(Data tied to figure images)
☆ ☆ ☆ ☆ ☆ ☆ ☆

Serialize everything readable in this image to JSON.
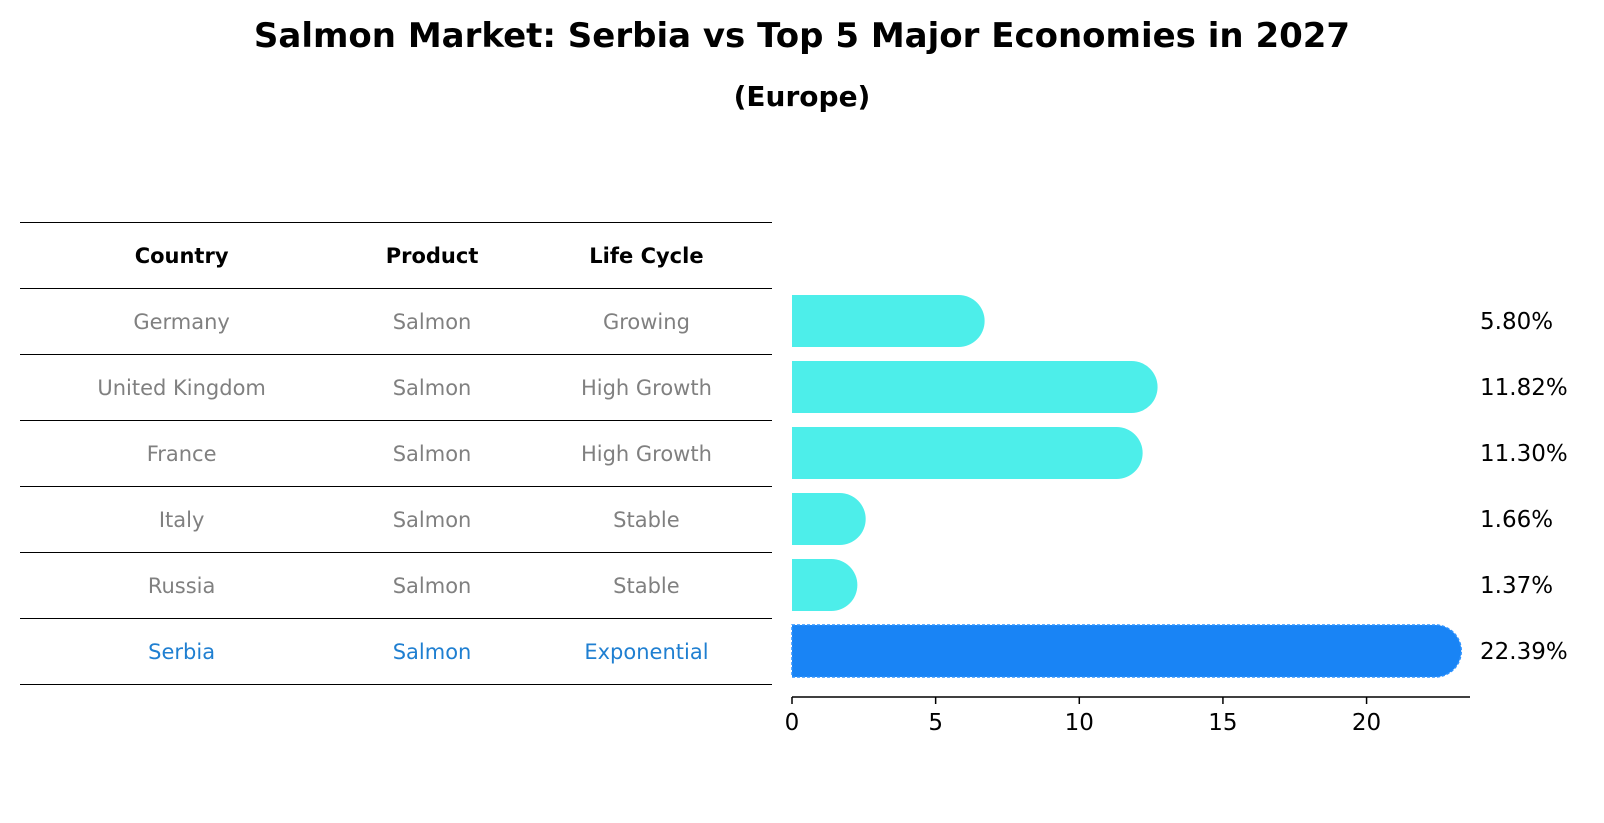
{
  "title": "Salmon Market: Serbia vs Top 5 Major Economies in 2027",
  "subtitle": "(Europe)",
  "table": {
    "headers": [
      "Country",
      "Product",
      "Life Cycle"
    ],
    "rows": [
      {
        "country": "Germany",
        "product": "Salmon",
        "life_cycle": "Growing"
      },
      {
        "country": "United Kingdom",
        "product": "Salmon",
        "life_cycle": "High Growth"
      },
      {
        "country": "France",
        "product": "Salmon",
        "life_cycle": "High Growth"
      },
      {
        "country": "Italy",
        "product": "Salmon",
        "life_cycle": "Stable"
      },
      {
        "country": "Russia",
        "product": "Salmon",
        "life_cycle": "Stable"
      },
      {
        "country": "Serbia",
        "product": "Salmon",
        "life_cycle": "Exponential"
      }
    ]
  },
  "chart_data": {
    "type": "bar",
    "orientation": "horizontal",
    "categories": [
      "Germany",
      "United Kingdom",
      "France",
      "Italy",
      "Russia",
      "Serbia"
    ],
    "values": [
      5.8,
      11.82,
      11.3,
      1.66,
      1.37,
      22.39
    ],
    "value_labels": [
      "5.80%",
      "11.82%",
      "11.30%",
      "1.66%",
      "1.37%",
      "22.39%"
    ],
    "highlight": "Serbia",
    "xlim": [
      0,
      23.6
    ],
    "xticks": [
      0,
      5,
      10,
      15,
      20
    ],
    "colors": {
      "default": "#4deeea",
      "highlight": "#1984f5"
    }
  }
}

☆ ☆ ☆ ☆ ☆ ☆ ☆

WRITTEN PROBLEM ->
Reproduce the material above verbatim; omit every picture.

TASK RESPONSE ->
Serialize everything readable in this image to JSON.
{
  "title": "Salmon Market: Serbia vs Top 5 Major Economies in 2027",
  "subtitle": "(Europe)",
  "table": {
    "headers": [
      "Country",
      "Product",
      "Life Cycle"
    ],
    "rows": [
      {
        "country": "Germany",
        "product": "Salmon",
        "life_cycle": "Growing"
      },
      {
        "country": "United Kingdom",
        "product": "Salmon",
        "life_cycle": "High Growth"
      },
      {
        "country": "France",
        "product": "Salmon",
        "life_cycle": "High Growth"
      },
      {
        "country": "Italy",
        "product": "Salmon",
        "life_cycle": "Stable"
      },
      {
        "country": "Russia",
        "product": "Salmon",
        "life_cycle": "Stable"
      },
      {
        "country": "Serbia",
        "product": "Salmon",
        "life_cycle": "Exponential"
      }
    ]
  },
  "chart_data": {
    "type": "bar",
    "orientation": "horizontal",
    "categories": [
      "Germany",
      "United Kingdom",
      "France",
      "Italy",
      "Russia",
      "Serbia"
    ],
    "values": [
      5.8,
      11.82,
      11.3,
      1.66,
      1.37,
      22.39
    ],
    "value_labels": [
      "5.80%",
      "11.82%",
      "11.30%",
      "1.66%",
      "1.37%",
      "22.39%"
    ],
    "highlight": "Serbia",
    "xlim": [
      0,
      23.6
    ],
    "xticks": [
      0,
      5,
      10,
      15,
      20
    ],
    "colors": {
      "default": "#4deeea",
      "highlight": "#1984f5"
    }
  }
}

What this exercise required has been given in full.